__DATASET RECORDS__:

[BEGIN]

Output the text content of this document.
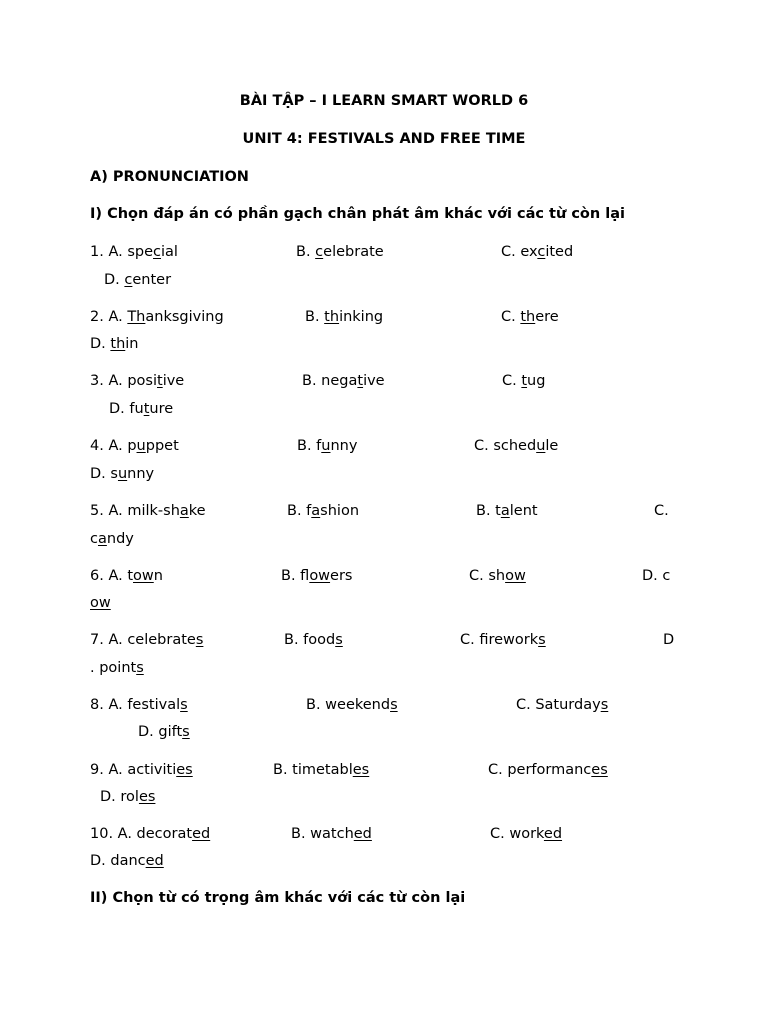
BÀI TẬP – I LEARN SMART WORLD 6
UNIT 4: FESTIVALS AND FREE TIME
A) PRONUNCIATION
I) Chọn đáp án có phần gạch chân phát âm khác với các từ còn lại
1. A. special	B. celebrate	C. excited
D. center
2. A. Thanksgiving	B. thinking	C. there
D. thin
3. A. positive	B. negative	C. tug
D. future
4. A. puppet	B. funny	C. schedule
D. sunny
5. A. milk-shake	B. fashion	B. talent	C.
candy
6. A. town	B. flowers	C. show	D. c
ow
7. A. celebrates	B. foods	C. fireworks	D
. points
8. A. festivals	B. weekends	C. Saturdays
D. gifts
9. A. activities	B. timetables	C. performances
D. roles
10. A. decorated	B. watched	C. worked
D. danced
II) Chọn từ có trọng âm khác với các từ còn lại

[END]

__WHAT YOU HAVE TO DO__:
Report all lines of the material that contain the word "khác".

__WRITTEN SOLUTION__:
I) Chọn đáp án có phần gạch chân phát âm khác với các từ còn lại
II) Chọn từ có trọng âm khác với các từ còn lại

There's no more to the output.